Every line of the material below should be repeated exactly.

-- Start of SUPPLIED MATERIAL --

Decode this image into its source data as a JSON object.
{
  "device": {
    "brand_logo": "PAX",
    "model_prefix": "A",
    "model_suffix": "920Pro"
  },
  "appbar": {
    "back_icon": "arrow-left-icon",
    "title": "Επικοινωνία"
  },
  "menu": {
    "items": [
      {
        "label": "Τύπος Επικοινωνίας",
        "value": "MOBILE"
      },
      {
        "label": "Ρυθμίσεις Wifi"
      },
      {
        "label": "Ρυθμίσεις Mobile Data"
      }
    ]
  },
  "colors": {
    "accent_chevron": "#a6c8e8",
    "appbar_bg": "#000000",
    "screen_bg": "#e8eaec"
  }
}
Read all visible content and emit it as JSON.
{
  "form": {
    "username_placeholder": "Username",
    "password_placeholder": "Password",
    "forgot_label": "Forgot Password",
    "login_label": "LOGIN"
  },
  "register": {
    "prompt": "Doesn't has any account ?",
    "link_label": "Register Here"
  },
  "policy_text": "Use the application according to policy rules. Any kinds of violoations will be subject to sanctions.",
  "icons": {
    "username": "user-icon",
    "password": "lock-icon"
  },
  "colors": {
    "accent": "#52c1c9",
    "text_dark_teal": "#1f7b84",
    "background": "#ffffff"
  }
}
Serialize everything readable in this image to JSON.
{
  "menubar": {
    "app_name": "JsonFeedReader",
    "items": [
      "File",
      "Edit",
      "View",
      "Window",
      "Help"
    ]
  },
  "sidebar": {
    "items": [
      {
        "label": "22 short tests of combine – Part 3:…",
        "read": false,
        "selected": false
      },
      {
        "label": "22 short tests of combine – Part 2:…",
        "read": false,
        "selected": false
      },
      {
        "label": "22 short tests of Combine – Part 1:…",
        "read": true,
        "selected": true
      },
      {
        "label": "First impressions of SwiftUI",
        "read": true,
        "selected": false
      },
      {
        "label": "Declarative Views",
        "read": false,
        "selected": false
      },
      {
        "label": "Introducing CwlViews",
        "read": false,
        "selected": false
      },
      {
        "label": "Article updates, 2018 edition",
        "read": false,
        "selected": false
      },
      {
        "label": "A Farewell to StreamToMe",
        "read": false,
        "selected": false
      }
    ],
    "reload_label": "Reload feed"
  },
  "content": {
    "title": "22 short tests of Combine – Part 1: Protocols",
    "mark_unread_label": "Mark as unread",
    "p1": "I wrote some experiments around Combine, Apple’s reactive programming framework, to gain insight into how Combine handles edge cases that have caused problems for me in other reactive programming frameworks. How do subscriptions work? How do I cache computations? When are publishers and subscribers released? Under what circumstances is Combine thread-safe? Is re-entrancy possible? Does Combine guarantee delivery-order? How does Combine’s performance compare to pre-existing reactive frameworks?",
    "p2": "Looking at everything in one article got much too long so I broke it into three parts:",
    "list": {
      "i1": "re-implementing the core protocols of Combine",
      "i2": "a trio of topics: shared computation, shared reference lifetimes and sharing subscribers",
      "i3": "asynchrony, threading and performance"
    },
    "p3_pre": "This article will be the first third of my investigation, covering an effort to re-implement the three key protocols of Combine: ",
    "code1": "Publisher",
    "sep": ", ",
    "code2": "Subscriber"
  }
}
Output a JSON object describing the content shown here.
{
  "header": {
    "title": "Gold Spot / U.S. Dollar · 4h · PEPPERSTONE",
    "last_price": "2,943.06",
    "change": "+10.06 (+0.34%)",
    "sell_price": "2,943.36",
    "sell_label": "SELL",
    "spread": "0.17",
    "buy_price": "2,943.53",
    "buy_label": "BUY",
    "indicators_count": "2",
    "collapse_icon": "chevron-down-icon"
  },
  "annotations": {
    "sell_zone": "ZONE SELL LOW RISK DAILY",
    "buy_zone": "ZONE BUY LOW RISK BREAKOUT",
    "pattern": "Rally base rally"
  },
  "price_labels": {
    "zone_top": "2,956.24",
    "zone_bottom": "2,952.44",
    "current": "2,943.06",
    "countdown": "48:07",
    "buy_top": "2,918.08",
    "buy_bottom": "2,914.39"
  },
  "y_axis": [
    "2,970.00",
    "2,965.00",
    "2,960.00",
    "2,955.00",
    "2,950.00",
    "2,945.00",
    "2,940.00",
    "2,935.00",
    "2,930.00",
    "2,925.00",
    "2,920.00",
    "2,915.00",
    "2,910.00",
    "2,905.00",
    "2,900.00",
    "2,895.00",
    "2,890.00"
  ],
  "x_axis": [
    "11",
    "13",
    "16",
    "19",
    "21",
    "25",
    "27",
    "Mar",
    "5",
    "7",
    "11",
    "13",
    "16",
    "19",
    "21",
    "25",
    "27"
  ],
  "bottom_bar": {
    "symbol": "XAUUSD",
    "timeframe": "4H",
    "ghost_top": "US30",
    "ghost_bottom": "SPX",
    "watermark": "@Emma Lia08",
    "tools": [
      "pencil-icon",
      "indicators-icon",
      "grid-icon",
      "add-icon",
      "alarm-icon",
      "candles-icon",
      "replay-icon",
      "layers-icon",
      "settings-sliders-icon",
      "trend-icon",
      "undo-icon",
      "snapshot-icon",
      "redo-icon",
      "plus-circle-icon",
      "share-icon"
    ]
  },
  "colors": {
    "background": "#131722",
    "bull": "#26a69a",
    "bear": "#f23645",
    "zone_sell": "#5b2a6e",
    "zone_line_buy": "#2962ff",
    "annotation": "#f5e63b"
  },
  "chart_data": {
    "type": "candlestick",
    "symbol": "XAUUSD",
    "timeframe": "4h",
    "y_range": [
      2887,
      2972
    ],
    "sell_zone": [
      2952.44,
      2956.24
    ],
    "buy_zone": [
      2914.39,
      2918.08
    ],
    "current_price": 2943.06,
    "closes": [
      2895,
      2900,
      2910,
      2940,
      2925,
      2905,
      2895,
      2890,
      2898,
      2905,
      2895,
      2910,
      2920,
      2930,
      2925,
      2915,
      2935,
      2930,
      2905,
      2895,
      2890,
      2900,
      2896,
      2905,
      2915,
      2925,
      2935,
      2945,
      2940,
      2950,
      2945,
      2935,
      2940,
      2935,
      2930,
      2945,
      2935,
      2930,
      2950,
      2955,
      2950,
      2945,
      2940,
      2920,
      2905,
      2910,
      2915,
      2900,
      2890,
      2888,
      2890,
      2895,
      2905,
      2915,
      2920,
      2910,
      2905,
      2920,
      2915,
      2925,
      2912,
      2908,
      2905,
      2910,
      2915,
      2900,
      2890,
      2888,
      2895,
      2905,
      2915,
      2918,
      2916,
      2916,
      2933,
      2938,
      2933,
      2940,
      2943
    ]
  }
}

-- End of SUPPLIED MATERIAL --

(WRITTEN REPLY)
Decode this image into its source data as a JSON object.
{
  "device": {
    "brand_logo": "PAX",
    "model_prefix": "A",
    "model_suffix": "920Pro"
  },
  "appbar": {
    "back_icon": "arrow-left-icon",
    "title": "Επικοινωνία"
  },
  "menu": {
    "items": [
      {
        "label": "Τύπος Επικοινωνίας",
        "value": "MOBILE"
      },
      {
        "label": "Ρυθμίσεις Wifi"
      },
      {
        "label": "Ρυθμίσεις Mobile Data"
      }
    ]
  },
  "colors": {
    "accent_chevron": "#a6c8e8",
    "appbar_bg": "#000000",
    "screen_bg": "#e8eaec"
  }
}
Read all visible content and emit it as JSON.
{
  "form": {
    "username_placeholder": "Username",
    "password_placeholder": "Password",
    "forgot_label": "Forgot Password",
    "login_label": "LOGIN"
  },
  "register": {
    "prompt": "Doesn't has any account ?",
    "link_label": "Register Here"
  },
  "policy_text": "Use the application according to policy rules. Any kinds of violoations will be subject to sanctions.",
  "icons": {
    "username": "user-icon",
    "password": "lock-icon"
  },
  "colors": {
    "accent": "#52c1c9",
    "text_dark_teal": "#1f7b84",
    "background": "#ffffff"
  }
}
Serialize everything readable in this image to JSON.
{
  "menubar": {
    "app_name": "JsonFeedReader",
    "items": [
      "File",
      "Edit",
      "View",
      "Window",
      "Help"
    ]
  },
  "sidebar": {
    "items": [
      {
        "label": "22 short tests of combine – Part 3:…",
        "read": false,
        "selected": false
      },
      {
        "label": "22 short tests of combine – Part 2:…",
        "read": false,
        "selected": false
      },
      {
        "label": "22 short tests of Combine – Part 1:…",
        "read": true,
        "selected": true
      },
      {
        "label": "First impressions of SwiftUI",
        "read": true,
        "selected": false
      },
      {
        "label": "Declarative Views",
        "read": false,
        "selected": false
      },
      {
        "label": "Introducing CwlViews",
        "read": false,
        "selected": false
      },
      {
        "label": "Article updates, 2018 edition",
        "read": false,
        "selected": false
      },
      {
        "label": "A Farewell to StreamToMe",
        "read": false,
        "selected": false
      }
    ],
    "reload_label": "Reload feed"
  },
  "content": {
    "title": "22 short tests of Combine – Part 1: Protocols",
    "mark_unread_label": "Mark as unread",
    "p1": "I wrote some experiments around Combine, Apple’s reactive programming framework, to gain insight into how Combine handles edge cases that have caused problems for me in other reactive programming frameworks. How do subscriptions work? How do I cache computations? When are publishers and subscribers released? Under what circumstances is Combine thread-safe? Is re-entrancy possible? Does Combine guarantee delivery-order? How does Combine’s performance compare to pre-existing reactive frameworks?",
    "p2": "Looking at everything in one article got much too long so I broke it into three parts:",
    "list": {
      "i1": "re-implementing the core protocols of Combine",
      "i2": "a trio of topics: shared computation, shared reference lifetimes and sharing subscribers",
      "i3": "asynchrony, threading and performance"
    },
    "p3_pre": "This article will be the first third of my investigation, covering an effort to re-implement the three key protocols of Combine: ",
    "code1": "Publisher",
    "sep": ", ",
    "code2": "Subscriber"
  }
}
Output a JSON object describing the content shown here.
{
  "header": {
    "title": "Gold Spot / U.S. Dollar · 4h · PEPPERSTONE",
    "last_price": "2,943.06",
    "change": "+10.06 (+0.34%)",
    "sell_price": "2,943.36",
    "sell_label": "SELL",
    "spread": "0.17",
    "buy_price": "2,943.53",
    "buy_label": "BUY",
    "indicators_count": "2",
    "collapse_icon": "chevron-down-icon"
  },
  "annotations": {
    "sell_zone": "ZONE SELL LOW RISK DAILY",
    "buy_zone": "ZONE BUY LOW RISK BREAKOUT",
    "pattern": "Rally base rally"
  },
  "price_labels": {
    "zone_top": "2,956.24",
    "zone_bottom": "2,952.44",
    "current": "2,943.06",
    "countdown": "48:07",
    "buy_top": "2,918.08",
    "buy_bottom": "2,914.39"
  },
  "y_axis": [
    "2,970.00",
    "2,965.00",
    "2,960.00",
    "2,955.00",
    "2,950.00",
    "2,945.00",
    "2,940.00",
    "2,935.00",
    "2,930.00",
    "2,925.00",
    "2,920.00",
    "2,915.00",
    "2,910.00",
    "2,905.00",
    "2,900.00",
    "2,895.00",
    "2,890.00"
  ],
  "x_axis": [
    "11",
    "13",
    "16",
    "19",
    "21",
    "25",
    "27",
    "Mar",
    "5",
    "7",
    "11",
    "13",
    "16",
    "19",
    "21",
    "25",
    "27"
  ],
  "bottom_bar": {
    "symbol": "XAUUSD",
    "timeframe": "4H",
    "ghost_top": "US30",
    "ghost_bottom": "SPX",
    "watermark": "@Emma Lia08",
    "tools": [
      "pencil-icon",
      "indicators-icon",
      "grid-icon",
      "add-icon",
      "alarm-icon",
      "candles-icon",
      "replay-icon",
      "layers-icon",
      "settings-sliders-icon",
      "trend-icon",
      "undo-icon",
      "snapshot-icon",
      "redo-icon",
      "plus-circle-icon",
      "share-icon"
    ]
  },
  "colors": {
    "background": "#131722",
    "bull": "#26a69a",
    "bear": "#f23645",
    "zone_sell": "#5b2a6e",
    "zone_line_buy": "#2962ff",
    "annotation": "#f5e63b"
  },
  "chart_data": {
    "type": "candlestick",
    "symbol": "XAUUSD",
    "timeframe": "4h",
    "y_range": [
      2887,
      2972
    ],
    "sell_zone": [
      2952.44,
      2956.24
    ],
    "buy_zone": [
      2914.39,
      2918.08
    ],
    "current_price": 2943.06,
    "closes": [
      2895,
      2900,
      2910,
      2940,
      2925,
      2905,
      2895,
      2890,
      2898,
      2905,
      2895,
      2910,
      2920,
      2930,
      2925,
      2915,
      2935,
      2930,
      2905,
      2895,
      2890,
      2900,
      2896,
      2905,
      2915,
      2925,
      2935,
      2945,
      2940,
      2950,
      2945,
      2935,
      2940,
      2935,
      2930,
      2945,
      2935,
      2930,
      2950,
      2955,
      2950,
      2945,
      2940,
      2920,
      2905,
      2910,
      2915,
      2900,
      2890,
      2888,
      2890,
      2895,
      2905,
      2915,
      2920,
      2910,
      2905,
      2920,
      2915,
      2925,
      2912,
      2908,
      2905,
      2910,
      2915,
      2900,
      2890,
      2888,
      2895,
      2905,
      2915,
      2918,
      2916,
      2916,
      2933,
      2938,
      2933,
      2940,
      2943
    ]
  }
}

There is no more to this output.